• Короткая задача 1
Проверьте по отрывку о поездке к польской границе, верны ли утверждения: (a) первый указатель сообщал, что до Польши 5 километров; (b) рассказчику прежде уже доводилось видеть Польшу своими глазами; (c) мальчишки у реки держали бамбуковые удочки. На каждое ответьте «да» или «нет» и приведите решающие слова отрывка в точной цитате.
────────────────────
Дорожный указатель оповестил – до Польши 5 километров. Я нетерпеливо увеличил скорость, едва не ударившись о борт виляющего по дороге «траби», внебрачного отпрыска «фиата» и газонокосилки, рожденного в Восточной Германии. Желудок судорожно сжался. Я вырос в семье, где говорили по-польски, слушал различные истории. Однако мне предстояло теперь в первый раз самому увидеть свою отчизну.

Следующий дорожный указатель сообщил, что до границы осталось два километра. Дорога улучшилась, ее щебеночно-асфальтовое покрытие стало гладким и широким, как будто было нанесено большим черным фломастером. Оранжевые конусы отделили одну полосу на дороге, за ними рабочие-дорожники наносили продольные линии свежей краской. Немцы повышали качество дорог у границы и расширяли транспортную артерию, которую прежний режим затянул в давящий узел. Меня предупреждали о возможных задержках на польской границе, вызванных неприспособленностью дорог для больших транспортных потоков.

Я проехал один из притоков Одера – маленькую речку с грязными берегами, быстрое течение которой образовывало естественный барьер между Польшей и послевоенной Германией, что и дало название знаменитому договору.

Несколько мальчишек, безразличных и к истории, и ко всему происходящему вокруг, кроме воды, лизавшей их голые ноги, взмахивали бамбуковыми удочками над водоворотом изогнувшейся в сторону шоссе реки.

Сужение дороги возникло как бы ниоткуда. Еще секунду тому назад она была свободной и по обеим ее сторонам лениво шевелилась под ветром трава, и вдруг передо мной возникло целое море рассерженных красных тормозных огней. Волны тепла поднимались от работающих на холостом ходу двигателей сотен автомобилей.

Проходили минуты, затем часы, а колонна машин едва продвигалась вперед на несколько дюймов. Сотни машин имели маленькие черные регистрационные номерные знаки. Они крепились на старых и ветхих драндулетах вышедших из моды моделей, которые можно было встретить в журналах «Автомобиль и водитель» за 1968 год. Многие из них были не больше британского «остина мини» и низко сидели на дороге. Они были забиты пакетами и свертками различной величины, закрепленными веревками на крышах и втиснутыми на задние сидения. Казалось, автомобили вот-вот прогнутся под непосильной ношей. Картонные коробки с логотипами германских электронных компаний «Бош» и «Блаупункт» торчали из багажников, перевязанных потертыми веревками. Один древний «мерседес» был превращен в передвижной магазин по продаже тканей и одежды. Дюжины платьев из цветастой материи и спортивных курток ярких расцветок висели на самодельных вешалках, привязанных над задним сиденьем. Водитель, одетый в теплый желтый тренировочный костюм, изредка корчил недовольную гримасу, сверкая при этом золотыми коронками. Десятки машин буксировали платформы, на которых покоились бывшие в употреблении «ауди» и БМВ.
────────────────────
• Короткая задача 2
Выпишите заново строки листинга от самого начала до строки с «Bar xyxy=(33,366,478,389)» включительно, поменяв «Bar» на «Panel» и оставив все остальное без изменений.

• Данные о положении элементов
────────────────────
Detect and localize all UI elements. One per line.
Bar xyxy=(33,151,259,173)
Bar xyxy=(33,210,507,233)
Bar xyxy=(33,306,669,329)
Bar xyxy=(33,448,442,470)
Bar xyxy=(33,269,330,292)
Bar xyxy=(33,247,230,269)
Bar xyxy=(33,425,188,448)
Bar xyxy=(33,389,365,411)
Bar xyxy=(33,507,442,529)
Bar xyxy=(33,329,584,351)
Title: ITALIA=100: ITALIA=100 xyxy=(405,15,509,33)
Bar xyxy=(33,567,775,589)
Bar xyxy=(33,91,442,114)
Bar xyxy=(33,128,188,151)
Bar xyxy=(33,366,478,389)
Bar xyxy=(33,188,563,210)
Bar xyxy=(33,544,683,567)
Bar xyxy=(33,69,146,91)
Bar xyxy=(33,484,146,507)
────────────────────
• Верный ответ 1
(a) Да: «до Польши 5 километров».
(b) Нет: «мне предстояло теперь в первый раз самому увидеть свою отчизну».
(c) Да: «взмахивали бамбуковыми удочками над водоворотом изогнувшейся в сторону шоссе реки».

• Верный ответ 2
Detect and localize all UI elements. One per line.
Panel xyxy=(33,151,259,173)
Panel xyxy=(33,210,507,233)
Panel xyxy=(33,306,669,329)
Panel xyxy=(33,448,442,470)
Panel xyxy=(33,269,330,292)
Panel xyxy=(33,247,230,269)
Panel xyxy=(33,425,188,448)
Panel xyxy=(33,389,365,411)
Panel xyxy=(33,507,442,529)
Panel xyxy=(33,329,584,351)
Title: ITALIA=100: ITALIA=100 xyxy=(405,15,509,33)
Panel xyxy=(33,567,775,589)
Panel xyxy=(33,91,442,114)
Panel xyxy=(33,128,188,151)
Panel xyxy=(33,366,478,389)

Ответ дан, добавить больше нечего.